* Brief *
Restate the whole of the material. Keep every word, and drop the pictures.

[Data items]
────────────────

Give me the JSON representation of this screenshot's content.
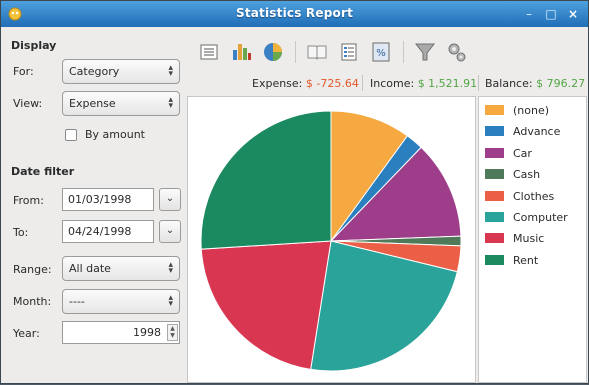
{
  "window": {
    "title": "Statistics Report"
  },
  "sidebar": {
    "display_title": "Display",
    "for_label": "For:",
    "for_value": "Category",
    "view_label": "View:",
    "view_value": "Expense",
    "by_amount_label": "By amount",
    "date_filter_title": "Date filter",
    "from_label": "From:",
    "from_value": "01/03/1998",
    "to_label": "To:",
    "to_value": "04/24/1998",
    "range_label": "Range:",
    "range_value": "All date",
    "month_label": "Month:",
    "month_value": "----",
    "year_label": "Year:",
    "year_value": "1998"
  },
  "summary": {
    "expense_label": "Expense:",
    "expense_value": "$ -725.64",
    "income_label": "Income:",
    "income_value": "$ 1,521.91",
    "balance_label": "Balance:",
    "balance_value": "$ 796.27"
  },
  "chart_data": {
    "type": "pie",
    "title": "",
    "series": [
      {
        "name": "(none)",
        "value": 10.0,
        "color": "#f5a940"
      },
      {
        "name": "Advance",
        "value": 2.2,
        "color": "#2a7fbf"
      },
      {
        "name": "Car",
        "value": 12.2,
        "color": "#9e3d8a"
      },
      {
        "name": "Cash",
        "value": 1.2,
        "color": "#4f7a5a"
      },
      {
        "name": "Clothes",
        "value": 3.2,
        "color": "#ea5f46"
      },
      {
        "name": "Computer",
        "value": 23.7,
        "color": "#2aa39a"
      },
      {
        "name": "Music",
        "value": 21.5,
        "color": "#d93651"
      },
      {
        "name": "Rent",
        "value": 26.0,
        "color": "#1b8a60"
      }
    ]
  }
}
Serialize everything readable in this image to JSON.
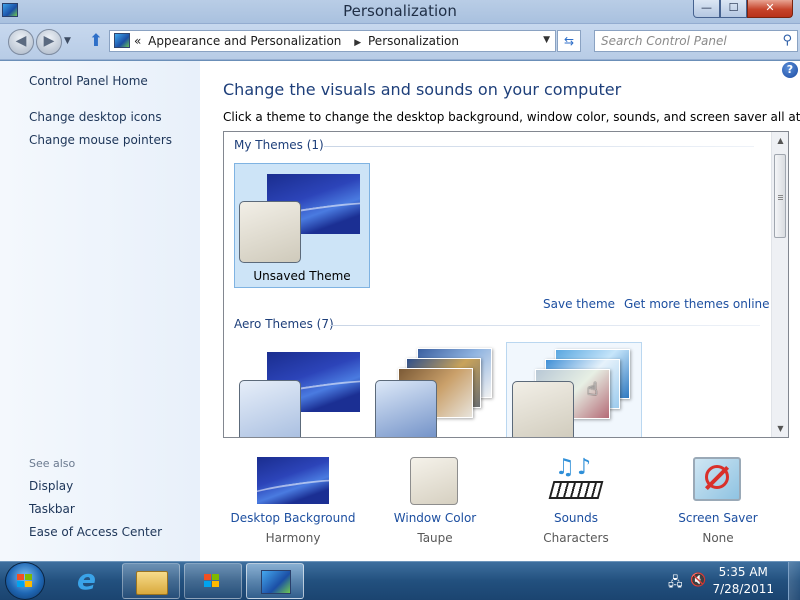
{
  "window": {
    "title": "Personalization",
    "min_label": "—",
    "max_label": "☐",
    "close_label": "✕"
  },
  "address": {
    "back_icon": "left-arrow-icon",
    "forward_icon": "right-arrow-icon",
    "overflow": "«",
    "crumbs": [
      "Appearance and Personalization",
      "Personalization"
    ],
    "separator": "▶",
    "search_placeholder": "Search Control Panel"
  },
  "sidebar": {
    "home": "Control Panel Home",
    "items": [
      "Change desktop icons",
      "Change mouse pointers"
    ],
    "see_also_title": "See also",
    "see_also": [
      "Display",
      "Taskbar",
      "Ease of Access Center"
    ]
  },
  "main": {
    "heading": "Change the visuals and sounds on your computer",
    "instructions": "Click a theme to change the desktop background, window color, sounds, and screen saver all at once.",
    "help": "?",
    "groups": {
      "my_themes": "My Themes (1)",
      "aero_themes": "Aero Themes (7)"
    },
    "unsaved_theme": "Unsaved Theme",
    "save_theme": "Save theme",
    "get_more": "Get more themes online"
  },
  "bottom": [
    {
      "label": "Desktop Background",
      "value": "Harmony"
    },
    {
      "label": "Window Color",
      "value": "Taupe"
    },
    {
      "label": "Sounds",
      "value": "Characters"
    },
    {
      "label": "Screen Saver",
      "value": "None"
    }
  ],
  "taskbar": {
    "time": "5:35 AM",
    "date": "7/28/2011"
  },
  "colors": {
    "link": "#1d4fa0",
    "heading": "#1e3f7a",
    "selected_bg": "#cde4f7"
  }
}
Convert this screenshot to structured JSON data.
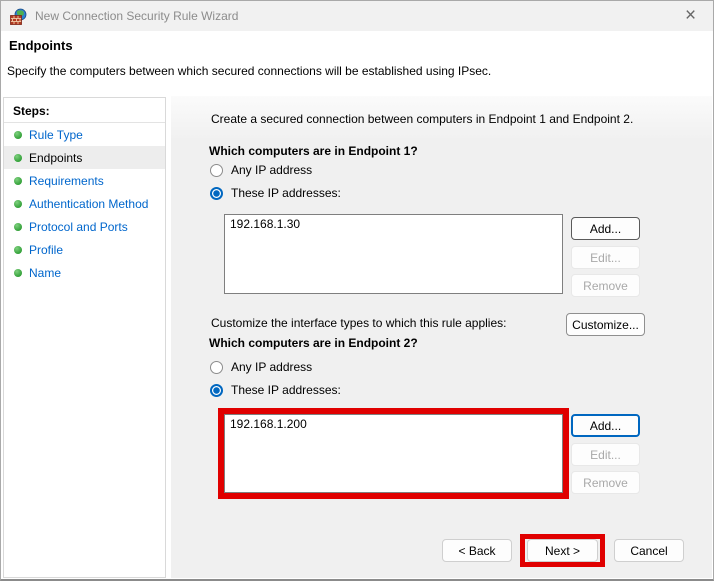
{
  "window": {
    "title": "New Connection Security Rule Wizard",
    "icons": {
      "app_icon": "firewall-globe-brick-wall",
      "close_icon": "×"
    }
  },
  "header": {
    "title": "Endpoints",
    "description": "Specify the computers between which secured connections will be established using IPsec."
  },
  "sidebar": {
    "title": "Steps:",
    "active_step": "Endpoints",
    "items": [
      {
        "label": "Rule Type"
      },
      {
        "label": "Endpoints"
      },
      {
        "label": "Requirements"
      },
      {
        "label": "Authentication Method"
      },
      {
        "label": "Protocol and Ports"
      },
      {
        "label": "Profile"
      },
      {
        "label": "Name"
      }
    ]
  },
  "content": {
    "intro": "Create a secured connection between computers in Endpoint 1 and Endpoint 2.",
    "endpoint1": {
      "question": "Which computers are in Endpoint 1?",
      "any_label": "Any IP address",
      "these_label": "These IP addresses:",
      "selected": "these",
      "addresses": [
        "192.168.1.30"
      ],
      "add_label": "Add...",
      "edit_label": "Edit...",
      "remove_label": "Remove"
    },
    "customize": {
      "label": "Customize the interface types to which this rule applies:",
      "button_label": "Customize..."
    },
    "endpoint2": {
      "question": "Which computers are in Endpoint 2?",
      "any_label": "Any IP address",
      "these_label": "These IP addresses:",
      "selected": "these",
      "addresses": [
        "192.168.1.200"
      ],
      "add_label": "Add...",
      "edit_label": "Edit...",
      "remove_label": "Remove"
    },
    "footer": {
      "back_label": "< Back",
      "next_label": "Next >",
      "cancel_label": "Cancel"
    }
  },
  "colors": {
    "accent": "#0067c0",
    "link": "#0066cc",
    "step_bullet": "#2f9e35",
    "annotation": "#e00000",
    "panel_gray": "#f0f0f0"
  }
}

────────────────

* Exercise response *
Give me the JSON representation of this screenshot's content.
{
  "window": {
    "title": "Statistics Report"
  },
  "sidebar": {
    "display_title": "Display",
    "for_label": "For:",
    "for_value": "Category",
    "view_label": "View:",
    "view_value": "Expense",
    "by_amount_label": "By amount",
    "date_filter_title": "Date filter",
    "from_label": "From:",
    "from_value": "01/03/1998",
    "to_label": "To:",
    "to_value": "04/24/1998",
    "range_label": "Range:",
    "range_value": "All date",
    "month_label": "Month:",
    "month_value": "----",
    "year_label": "Year:",
    "year_value": "1998"
  },
  "summary": {
    "expense_label": "Expense:",
    "expense_value": "$ -725.64",
    "income_label": "Income:",
    "income_value": "$ 1,521.91",
    "balance_label": "Balance:",
    "balance_value": "$ 796.27"
  },
  "chart_data": {
    "type": "pie",
    "title": "",
    "series": [
      {
        "name": "(none)",
        "value": 10.0,
        "color": "#f5a940"
      },
      {
        "name": "Advance",
        "value": 2.2,
        "color": "#2a7fbf"
      },
      {
        "name": "Car",
        "value": 12.2,
        "color": "#9e3d8a"
      },
      {
        "name": "Cash",
        "value": 1.2,
        "color": "#4f7a5a"
      },
      {
        "name": "Clothes",
        "value": 3.2,
        "color": "#ea5f46"
      },
      {
        "name": "Computer",
        "value": 23.7,
        "color": "#2aa39a"
      },
      {
        "name": "Music",
        "value": 21.5,
        "color": "#d93651"
      },
      {
        "name": "Rent",
        "value": 26.0,
        "color": "#1b8a60"
      }
    ]
  }
}
Serialize everything readable in this image to JSON.
{
  "window": {
    "title": "Personalization",
    "min_label": "—",
    "max_label": "☐",
    "close_label": "✕"
  },
  "address": {
    "back_icon": "left-arrow-icon",
    "forward_icon": "right-arrow-icon",
    "overflow": "«",
    "crumbs": [
      "Appearance and Personalization",
      "Personalization"
    ],
    "separator": "▶",
    "search_placeholder": "Search Control Panel"
  },
  "sidebar": {
    "home": "Control Panel Home",
    "items": [
      "Change desktop icons",
      "Change mouse pointers"
    ],
    "see_also_title": "See also",
    "see_also": [
      "Display",
      "Taskbar",
      "Ease of Access Center"
    ]
  },
  "main": {
    "heading": "Change the visuals and sounds on your computer",
    "instructions": "Click a theme to change the desktop background, window color, sounds, and screen saver all at once.",
    "help": "?",
    "groups": {
      "my_themes": "My Themes (1)",
      "aero_themes": "Aero Themes (7)"
    },
    "unsaved_theme": "Unsaved Theme",
    "save_theme": "Save theme",
    "get_more": "Get more themes online"
  },
  "bottom": [
    {
      "label": "Desktop Background",
      "value": "Harmony"
    },
    {
      "label": "Window Color",
      "value": "Taupe"
    },
    {
      "label": "Sounds",
      "value": "Characters"
    },
    {
      "label": "Screen Saver",
      "value": "None"
    }
  ],
  "taskbar": {
    "time": "5:35 AM",
    "date": "7/28/2011"
  },
  "colors": {
    "link": "#1d4fa0",
    "heading": "#1e3f7a",
    "selected_bg": "#cde4f7"
  }
}
Convert this screenshot to structured JSON data.
{
  "window": {
    "title": "New Connection Security Rule Wizard",
    "icons": {
      "app_icon": "firewall-globe-brick-wall",
      "close_icon": "×"
    }
  },
  "header": {
    "title": "Endpoints",
    "description": "Specify the computers between which secured connections will be established using IPsec."
  },
  "sidebar": {
    "title": "Steps:",
    "active_step": "Endpoints",
    "items": [
      {
        "label": "Rule Type"
      },
      {
        "label": "Endpoints"
      },
      {
        "label": "Requirements"
      },
      {
        "label": "Authentication Method"
      },
      {
        "label": "Protocol and Ports"
      },
      {
        "label": "Profile"
      },
      {
        "label": "Name"
      }
    ]
  },
  "content": {
    "intro": "Create a secured connection between computers in Endpoint 1 and Endpoint 2.",
    "endpoint1": {
      "question": "Which computers are in Endpoint 1?",
      "any_label": "Any IP address",
      "these_label": "These IP addresses:",
      "selected": "these",
      "addresses": [
        "192.168.1.30"
      ],
      "add_label": "Add...",
      "edit_label": "Edit...",
      "remove_label": "Remove"
    },
    "customize": {
      "label": "Customize the interface types to which this rule applies:",
      "button_label": "Customize..."
    },
    "endpoint2": {
      "question": "Which computers are in Endpoint 2?",
      "any_label": "Any IP address",
      "these_label": "These IP addresses:",
      "selected": "these",
      "addresses": [
        "192.168.1.200"
      ],
      "add_label": "Add...",
      "edit_label": "Edit...",
      "remove_label": "Remove"
    },
    "footer": {
      "back_label": "< Back",
      "next_label": "Next >",
      "cancel_label": "Cancel"
    }
  },
  "colors": {
    "accent": "#0067c0",
    "link": "#0066cc",
    "step_bullet": "#2f9e35",
    "annotation": "#e00000",
    "panel_gray": "#f0f0f0"
  }
}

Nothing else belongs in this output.